Aim of the exercise: Look at each line of the records and count those with "SPOT" in them. Please answer with the count alone.

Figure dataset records
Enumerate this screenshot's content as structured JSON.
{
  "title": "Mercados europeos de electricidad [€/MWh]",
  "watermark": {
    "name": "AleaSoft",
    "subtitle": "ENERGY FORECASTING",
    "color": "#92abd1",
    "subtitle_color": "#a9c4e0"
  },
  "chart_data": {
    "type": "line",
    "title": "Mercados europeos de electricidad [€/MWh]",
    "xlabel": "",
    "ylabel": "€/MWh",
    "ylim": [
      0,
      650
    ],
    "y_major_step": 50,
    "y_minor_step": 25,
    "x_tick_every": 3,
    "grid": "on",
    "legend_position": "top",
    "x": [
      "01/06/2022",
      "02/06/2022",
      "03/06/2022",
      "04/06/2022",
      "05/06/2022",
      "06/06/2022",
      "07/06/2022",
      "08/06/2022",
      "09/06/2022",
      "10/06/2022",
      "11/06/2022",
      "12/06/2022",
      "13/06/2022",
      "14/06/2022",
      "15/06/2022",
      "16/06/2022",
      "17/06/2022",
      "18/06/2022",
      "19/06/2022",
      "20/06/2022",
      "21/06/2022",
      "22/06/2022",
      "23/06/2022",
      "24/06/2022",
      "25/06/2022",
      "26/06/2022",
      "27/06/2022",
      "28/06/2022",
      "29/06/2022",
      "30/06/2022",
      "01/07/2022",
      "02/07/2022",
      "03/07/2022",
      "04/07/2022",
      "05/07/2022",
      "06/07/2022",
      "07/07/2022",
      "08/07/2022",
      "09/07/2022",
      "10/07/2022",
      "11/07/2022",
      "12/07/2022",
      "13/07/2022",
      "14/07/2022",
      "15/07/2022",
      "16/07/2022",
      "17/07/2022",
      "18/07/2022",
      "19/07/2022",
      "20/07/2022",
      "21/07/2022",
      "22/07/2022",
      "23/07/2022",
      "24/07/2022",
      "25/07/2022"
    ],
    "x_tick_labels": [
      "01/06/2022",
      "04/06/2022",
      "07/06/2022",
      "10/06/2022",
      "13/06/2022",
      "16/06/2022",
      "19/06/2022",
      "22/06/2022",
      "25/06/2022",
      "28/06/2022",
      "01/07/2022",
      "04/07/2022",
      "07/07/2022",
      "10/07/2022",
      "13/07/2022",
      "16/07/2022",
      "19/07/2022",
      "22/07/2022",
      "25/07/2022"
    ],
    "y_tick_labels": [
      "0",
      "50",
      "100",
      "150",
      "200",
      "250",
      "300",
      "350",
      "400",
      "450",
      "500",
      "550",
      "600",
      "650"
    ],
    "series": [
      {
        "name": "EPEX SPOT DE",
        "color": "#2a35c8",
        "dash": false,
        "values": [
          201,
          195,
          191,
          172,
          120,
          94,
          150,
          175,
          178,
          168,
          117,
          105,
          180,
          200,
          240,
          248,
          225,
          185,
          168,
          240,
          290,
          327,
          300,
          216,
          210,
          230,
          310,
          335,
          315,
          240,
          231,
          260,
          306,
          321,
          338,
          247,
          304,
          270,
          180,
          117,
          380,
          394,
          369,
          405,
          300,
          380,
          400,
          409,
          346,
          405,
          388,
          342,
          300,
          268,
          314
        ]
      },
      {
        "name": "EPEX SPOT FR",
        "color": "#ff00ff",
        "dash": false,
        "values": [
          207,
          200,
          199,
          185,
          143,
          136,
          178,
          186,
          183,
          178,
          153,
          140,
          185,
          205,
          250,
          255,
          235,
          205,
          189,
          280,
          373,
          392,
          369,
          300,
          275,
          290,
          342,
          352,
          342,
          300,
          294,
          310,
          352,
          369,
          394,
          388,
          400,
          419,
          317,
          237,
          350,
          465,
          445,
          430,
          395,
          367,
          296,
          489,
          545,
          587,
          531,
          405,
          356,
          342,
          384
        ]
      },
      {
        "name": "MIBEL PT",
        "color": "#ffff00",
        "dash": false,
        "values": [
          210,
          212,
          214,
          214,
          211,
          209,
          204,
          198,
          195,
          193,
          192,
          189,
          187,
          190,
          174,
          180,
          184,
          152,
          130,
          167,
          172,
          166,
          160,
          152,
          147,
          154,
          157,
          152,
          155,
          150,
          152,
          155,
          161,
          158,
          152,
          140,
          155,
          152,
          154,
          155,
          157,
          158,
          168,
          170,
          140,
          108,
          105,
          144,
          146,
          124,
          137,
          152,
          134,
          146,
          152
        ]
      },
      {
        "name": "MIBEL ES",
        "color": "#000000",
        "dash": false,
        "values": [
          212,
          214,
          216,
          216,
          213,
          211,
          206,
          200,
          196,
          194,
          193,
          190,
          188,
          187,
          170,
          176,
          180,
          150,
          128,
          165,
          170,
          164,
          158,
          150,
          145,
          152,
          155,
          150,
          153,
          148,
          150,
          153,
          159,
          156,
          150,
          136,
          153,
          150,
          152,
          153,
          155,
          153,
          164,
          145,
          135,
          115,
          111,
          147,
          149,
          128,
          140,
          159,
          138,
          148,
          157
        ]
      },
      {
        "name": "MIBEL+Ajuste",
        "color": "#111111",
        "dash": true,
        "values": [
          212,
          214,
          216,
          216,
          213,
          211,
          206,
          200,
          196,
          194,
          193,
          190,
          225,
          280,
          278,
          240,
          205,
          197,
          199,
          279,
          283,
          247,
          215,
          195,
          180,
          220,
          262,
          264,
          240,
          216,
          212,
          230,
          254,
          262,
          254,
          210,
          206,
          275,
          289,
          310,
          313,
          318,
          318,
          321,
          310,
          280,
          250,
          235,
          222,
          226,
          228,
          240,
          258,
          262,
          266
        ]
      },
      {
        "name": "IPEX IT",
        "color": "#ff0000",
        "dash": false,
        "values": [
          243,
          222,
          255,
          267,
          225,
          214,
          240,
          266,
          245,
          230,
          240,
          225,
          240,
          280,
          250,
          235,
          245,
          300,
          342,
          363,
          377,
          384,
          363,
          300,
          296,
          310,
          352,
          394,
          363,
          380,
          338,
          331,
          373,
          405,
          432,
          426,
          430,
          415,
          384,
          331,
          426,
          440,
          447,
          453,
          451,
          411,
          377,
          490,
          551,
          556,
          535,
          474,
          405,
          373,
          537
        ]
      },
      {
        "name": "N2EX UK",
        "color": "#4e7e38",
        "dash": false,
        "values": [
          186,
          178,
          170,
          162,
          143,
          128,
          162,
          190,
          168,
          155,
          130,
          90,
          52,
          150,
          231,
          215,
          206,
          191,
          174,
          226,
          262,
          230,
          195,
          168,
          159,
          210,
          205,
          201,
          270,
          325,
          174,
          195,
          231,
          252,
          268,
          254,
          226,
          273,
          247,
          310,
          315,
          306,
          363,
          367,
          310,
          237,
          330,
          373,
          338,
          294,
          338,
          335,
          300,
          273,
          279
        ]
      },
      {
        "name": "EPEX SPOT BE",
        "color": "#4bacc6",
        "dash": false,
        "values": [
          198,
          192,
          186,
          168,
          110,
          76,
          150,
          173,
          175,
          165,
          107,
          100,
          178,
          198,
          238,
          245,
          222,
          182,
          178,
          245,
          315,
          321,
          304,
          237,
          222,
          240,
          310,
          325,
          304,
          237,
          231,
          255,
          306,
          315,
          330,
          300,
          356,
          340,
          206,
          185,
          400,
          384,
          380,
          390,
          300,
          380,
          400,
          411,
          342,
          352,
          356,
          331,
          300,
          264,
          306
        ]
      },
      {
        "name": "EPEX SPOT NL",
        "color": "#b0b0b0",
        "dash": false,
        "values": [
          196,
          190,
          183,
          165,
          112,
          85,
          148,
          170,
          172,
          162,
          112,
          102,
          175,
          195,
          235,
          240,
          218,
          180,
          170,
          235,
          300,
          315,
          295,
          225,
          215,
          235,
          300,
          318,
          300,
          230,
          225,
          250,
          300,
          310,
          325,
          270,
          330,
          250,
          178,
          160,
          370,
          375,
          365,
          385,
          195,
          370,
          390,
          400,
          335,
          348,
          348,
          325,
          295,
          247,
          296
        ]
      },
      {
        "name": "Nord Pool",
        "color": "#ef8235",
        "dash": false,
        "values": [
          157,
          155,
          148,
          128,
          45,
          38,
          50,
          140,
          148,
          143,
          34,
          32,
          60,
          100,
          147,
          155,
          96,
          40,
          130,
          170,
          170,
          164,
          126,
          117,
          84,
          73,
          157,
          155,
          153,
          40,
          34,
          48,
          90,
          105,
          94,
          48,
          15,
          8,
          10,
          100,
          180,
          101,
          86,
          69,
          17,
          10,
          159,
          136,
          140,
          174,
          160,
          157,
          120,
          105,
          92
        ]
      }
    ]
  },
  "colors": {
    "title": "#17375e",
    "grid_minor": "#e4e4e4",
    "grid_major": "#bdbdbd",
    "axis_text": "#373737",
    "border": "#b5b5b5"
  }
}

Solution to the exercise: 4